■ Set problem
Return each line of the records holding the string "data".

#### Provided material ####

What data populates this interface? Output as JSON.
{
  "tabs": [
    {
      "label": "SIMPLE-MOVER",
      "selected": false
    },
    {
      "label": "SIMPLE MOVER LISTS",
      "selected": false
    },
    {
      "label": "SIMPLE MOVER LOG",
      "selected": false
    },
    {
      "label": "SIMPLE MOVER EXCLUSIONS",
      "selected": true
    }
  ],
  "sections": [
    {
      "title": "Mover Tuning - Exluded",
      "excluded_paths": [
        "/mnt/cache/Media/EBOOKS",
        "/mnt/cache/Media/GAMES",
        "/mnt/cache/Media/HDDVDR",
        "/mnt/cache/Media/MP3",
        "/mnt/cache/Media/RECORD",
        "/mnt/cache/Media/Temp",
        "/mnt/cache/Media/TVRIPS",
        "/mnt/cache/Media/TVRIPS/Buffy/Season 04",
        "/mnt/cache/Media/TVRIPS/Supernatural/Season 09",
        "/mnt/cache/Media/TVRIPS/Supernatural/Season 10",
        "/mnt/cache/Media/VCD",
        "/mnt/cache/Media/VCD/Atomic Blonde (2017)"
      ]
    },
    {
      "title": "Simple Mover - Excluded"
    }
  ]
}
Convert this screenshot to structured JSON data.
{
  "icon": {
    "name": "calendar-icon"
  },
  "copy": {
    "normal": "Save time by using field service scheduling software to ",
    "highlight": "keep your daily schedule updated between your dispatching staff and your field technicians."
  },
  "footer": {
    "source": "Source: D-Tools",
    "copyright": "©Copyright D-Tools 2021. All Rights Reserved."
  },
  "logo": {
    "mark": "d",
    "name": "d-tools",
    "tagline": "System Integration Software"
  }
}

####

■ Complete response
What data populates this interface? Output as JSON.
Convert this screenshot to structured JSON data.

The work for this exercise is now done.